## REQUIREMENT
Read through the data and report every line in which the word "screenshot" occurs.

BEGIN GIVEN DATA

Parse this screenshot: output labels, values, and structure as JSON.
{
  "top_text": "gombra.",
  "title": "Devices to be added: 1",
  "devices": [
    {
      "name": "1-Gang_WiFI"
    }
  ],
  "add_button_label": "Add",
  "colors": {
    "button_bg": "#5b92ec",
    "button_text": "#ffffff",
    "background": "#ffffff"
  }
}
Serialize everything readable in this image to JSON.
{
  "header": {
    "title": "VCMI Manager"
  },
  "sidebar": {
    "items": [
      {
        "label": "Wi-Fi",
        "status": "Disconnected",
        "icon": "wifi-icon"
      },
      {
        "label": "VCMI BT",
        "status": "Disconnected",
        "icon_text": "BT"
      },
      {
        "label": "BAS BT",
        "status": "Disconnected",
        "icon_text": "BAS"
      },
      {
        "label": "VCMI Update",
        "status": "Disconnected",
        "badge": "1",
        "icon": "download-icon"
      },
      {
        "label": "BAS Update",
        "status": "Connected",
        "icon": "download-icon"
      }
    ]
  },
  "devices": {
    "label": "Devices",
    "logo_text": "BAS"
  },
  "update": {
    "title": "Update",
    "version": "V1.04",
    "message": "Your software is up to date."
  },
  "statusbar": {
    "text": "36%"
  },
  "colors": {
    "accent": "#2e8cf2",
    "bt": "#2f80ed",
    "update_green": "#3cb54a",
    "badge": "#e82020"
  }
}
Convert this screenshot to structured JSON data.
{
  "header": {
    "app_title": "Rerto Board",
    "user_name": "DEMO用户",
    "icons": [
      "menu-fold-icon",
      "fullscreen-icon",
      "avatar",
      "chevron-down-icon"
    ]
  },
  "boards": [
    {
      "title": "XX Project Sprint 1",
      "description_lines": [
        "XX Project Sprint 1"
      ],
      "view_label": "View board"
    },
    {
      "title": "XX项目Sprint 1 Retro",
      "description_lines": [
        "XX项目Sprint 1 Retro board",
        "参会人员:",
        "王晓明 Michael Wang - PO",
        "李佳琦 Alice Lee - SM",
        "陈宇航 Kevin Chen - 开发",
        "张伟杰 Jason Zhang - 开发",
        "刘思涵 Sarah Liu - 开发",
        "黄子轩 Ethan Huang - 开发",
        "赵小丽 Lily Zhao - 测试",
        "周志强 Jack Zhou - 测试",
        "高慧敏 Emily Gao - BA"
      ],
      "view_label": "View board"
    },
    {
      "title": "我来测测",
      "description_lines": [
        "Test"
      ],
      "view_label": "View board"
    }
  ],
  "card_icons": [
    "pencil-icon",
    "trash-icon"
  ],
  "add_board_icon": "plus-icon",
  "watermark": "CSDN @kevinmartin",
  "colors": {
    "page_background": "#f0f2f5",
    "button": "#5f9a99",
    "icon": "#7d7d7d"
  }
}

END GIVEN DATA

## CORRECT OUTPUT
Parse this screenshot: output labels, values, and structure as JSON.
Convert this screenshot to structured JSON data.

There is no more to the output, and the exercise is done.